**Your goal**
Convert the lines starting with the one containing "y-tick-label: 100 [17, 281, 44, 297]" and ending with the one containing "y-tick-label: - [39, 351, 44, 367]", both included, into a numbered list, omitting any blank lines.

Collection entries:
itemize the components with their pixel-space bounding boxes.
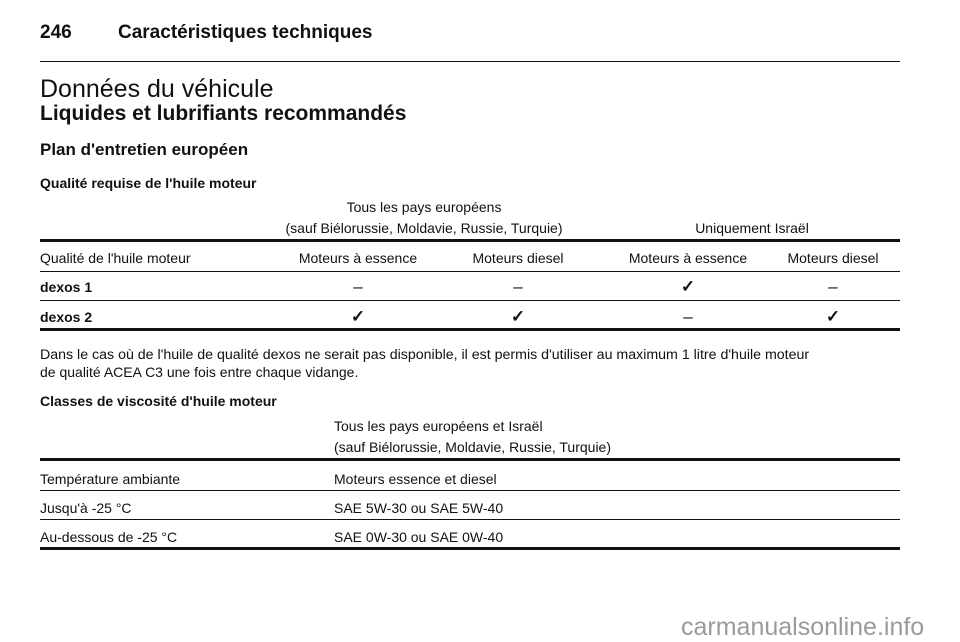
column-header: Qualité de l'huile moteur bbox=[40, 250, 191, 266]
note-text: Dans le cas où de l'huile de qualité dex… bbox=[40, 347, 810, 363]
table-rule bbox=[40, 300, 900, 301]
table-cell: ✓ bbox=[350, 307, 366, 326]
table-cell: ✓ bbox=[825, 307, 841, 326]
table-cell: SAE 0W-30 ou SAE 0W-40 bbox=[334, 529, 504, 545]
table-cell: Jusqu'à -25 °C bbox=[40, 500, 132, 516]
table-row-label: dexos 2 bbox=[40, 309, 93, 325]
table2-caption: Classes de viscosité d'huile moteur bbox=[40, 393, 277, 409]
table1-group1-line1: Tous les pays européens bbox=[346, 199, 502, 215]
table-cell: Au-dessous de -25 °C bbox=[40, 529, 178, 545]
table-rule bbox=[40, 547, 900, 550]
table-rule bbox=[40, 328, 900, 331]
note-text: de qualité ACEA C3 une fois entre chaque… bbox=[40, 364, 359, 380]
table-cell: – bbox=[828, 277, 838, 296]
column-header: Moteurs à essence bbox=[298, 250, 418, 266]
subtitle: Liquides et lubrifiants recommandés bbox=[40, 102, 407, 125]
table-cell: – bbox=[513, 277, 523, 296]
table1-group2: Uniquement Israël bbox=[695, 220, 809, 236]
header-rule bbox=[40, 61, 900, 62]
table-cell: ✓ bbox=[680, 277, 696, 296]
section-heading: Plan d'entretien européen bbox=[40, 140, 249, 159]
table-cell: – bbox=[353, 277, 363, 296]
page-number: 246 bbox=[40, 22, 72, 43]
table-cell: ✓ bbox=[510, 307, 526, 326]
table-rule bbox=[40, 458, 900, 461]
table-rule bbox=[40, 519, 900, 520]
watermark: carmanualsonline.info bbox=[681, 613, 925, 641]
column-header: Moteurs essence et diesel bbox=[334, 471, 497, 487]
table1-group1-line2: (sauf Biélorussie, Moldavie, Russie, Tur… bbox=[285, 220, 563, 236]
column-header: Température ambiante bbox=[40, 471, 181, 487]
table2-group-line2: (sauf Biélorussie, Moldavie, Russie, Tur… bbox=[334, 439, 612, 455]
table-rule bbox=[40, 490, 900, 491]
column-header: Moteurs à essence bbox=[628, 250, 748, 266]
table-rule bbox=[40, 239, 900, 242]
table1-caption: Qualité requise de l'huile moteur bbox=[40, 175, 257, 191]
table2-group-line1: Tous les pays européens et Israël bbox=[334, 418, 543, 434]
page-title: Données du véhicule bbox=[40, 75, 274, 103]
table-cell: SAE 5W-30 ou SAE 5W-40 bbox=[334, 500, 504, 516]
column-header: Moteurs diesel bbox=[472, 250, 564, 266]
chapter-title: Caractéristiques techniques bbox=[118, 22, 373, 43]
table-cell: – bbox=[683, 307, 693, 326]
column-header: Moteurs diesel bbox=[787, 250, 879, 266]
table-row-label: dexos 1 bbox=[40, 279, 93, 295]
table-rule bbox=[40, 271, 900, 272]
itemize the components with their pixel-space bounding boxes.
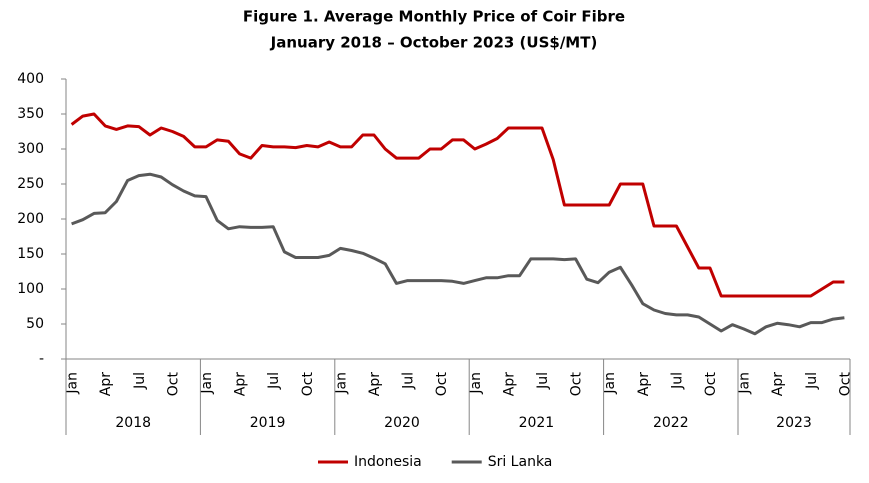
y-tick-label: 100 [17, 281, 44, 297]
y-tick-label: 400 [17, 71, 44, 87]
x-tick-label: Jul [804, 372, 820, 390]
x-tick-label: Jul [132, 372, 148, 390]
x-tick-label: Apr [636, 372, 652, 396]
legend-label: Indonesia [354, 454, 422, 470]
x-tick-label: Jul [669, 372, 685, 390]
x-group-label: 2019 [250, 415, 286, 431]
x-tick-label: Jan [333, 372, 349, 395]
x-tick-label: Jan [602, 372, 618, 395]
x-tick-label: Jan [468, 372, 484, 395]
x-tick-label: Jan [65, 372, 81, 395]
x-tick-label: Apr [501, 372, 517, 396]
x-tick-label: Apr [367, 372, 383, 396]
x-tick-label: Oct [300, 372, 316, 397]
y-tick-label: 350 [17, 106, 44, 122]
x-tick-label: Oct [165, 372, 181, 397]
x-tick-label: Oct [569, 372, 585, 397]
x-group-label: 2020 [384, 415, 420, 431]
x-tick-label: Jul [535, 372, 551, 390]
y-tick-label: 50 [26, 316, 44, 332]
x-tick-label: Jan [737, 372, 753, 395]
x-tick-label: Jul [401, 372, 417, 390]
y-tick-label: 250 [17, 176, 44, 192]
x-group-label: 2022 [653, 415, 689, 431]
x-tick-label: Apr [98, 372, 114, 396]
x-tick-label: Apr [770, 372, 786, 396]
series-line [71, 172, 845, 336]
x-group-label: 2021 [519, 415, 555, 431]
chart-subtitle: January 2018 – October 2023 (US$/MT) [270, 34, 598, 52]
x-tick-label: Oct [703, 372, 719, 397]
y-tick-label: 300 [17, 141, 44, 157]
x-tick-label: Jul [266, 372, 282, 390]
chart-title: Figure 1. Average Monthly Price of Coir … [243, 8, 625, 26]
y-tick-label: - [39, 351, 44, 367]
y-tick-label: 150 [17, 246, 44, 262]
x-tick-label: Jan [199, 372, 215, 395]
x-tick-label: Oct [837, 372, 853, 397]
series-line [70, 112, 845, 298]
x-group-label: 2023 [776, 415, 812, 431]
x-tick-label: Oct [434, 372, 450, 397]
x-group-label: 2018 [115, 415, 151, 431]
x-tick-label: Apr [233, 372, 249, 396]
legend-label: Sri Lanka [488, 454, 553, 470]
y-tick-label: 200 [17, 211, 44, 227]
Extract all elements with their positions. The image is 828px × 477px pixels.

**Task output**
1. y-tick-label: 100 [17, 281, 44, 297]
2. y-tick-label: 400 [17, 71, 44, 87]
3. x-tick-label: Jul [804, 372, 820, 390]
4. x-tick-label: Jul [132, 372, 148, 390]
5. x-tick-label: Apr [636, 372, 652, 396]
6. legend-label: Indonesia [354, 454, 422, 470]
7. x-tick-label: Jul [669, 372, 685, 390]
8. x-group-label: 2019 [250, 415, 286, 431]
9. x-tick-label: Jan [333, 372, 349, 395]
10. x-tick-label: Jan [602, 372, 618, 395]
11. x-tick-label: Jan [468, 372, 484, 395]
12. x-tick-label: Jan [65, 372, 81, 395]
13. x-tick-label: Apr [501, 372, 517, 396]
14. x-tick-label: Apr [367, 372, 383, 396]
15. x-tick-label: Oct [300, 372, 316, 397]
16. y-tick-label: 350 [17, 106, 44, 122]
17. x-tick-label: Oct [165, 372, 181, 397]
18. x-tick-label: Oct [569, 372, 585, 397]
19. x-group-label: 2020 [384, 415, 420, 431]
20. x-tick-label: Jul [535, 372, 551, 390]
21. y-tick-label: 50 [26, 316, 44, 332]
22. x-tick-label: Jan [737, 372, 753, 395]
23. x-tick-label: Jul [401, 372, 417, 390]
24. y-tick-label: 250 [17, 176, 44, 192]
25. x-group-label: 2022 [653, 415, 689, 431]
26. x-tick-label: Apr [98, 372, 114, 396]
27. x-tick-label: Apr [770, 372, 786, 396]
28. series-line [71, 172, 845, 336]
29. x-group-label: 2021 [519, 415, 555, 431]
30. chart-subtitle: January 2018 – October 2023 (US$/MT) [270, 34, 598, 52]
31. x-tick-label: Oct [703, 372, 719, 397]
32. y-tick-label: 300 [17, 141, 44, 157]
33. x-tick-label: Jul [266, 372, 282, 390]
34. chart-title: Figure 1. Average Monthly Price of Coir … [243, 8, 625, 26]
35. y-tick-label: - [39, 351, 44, 367]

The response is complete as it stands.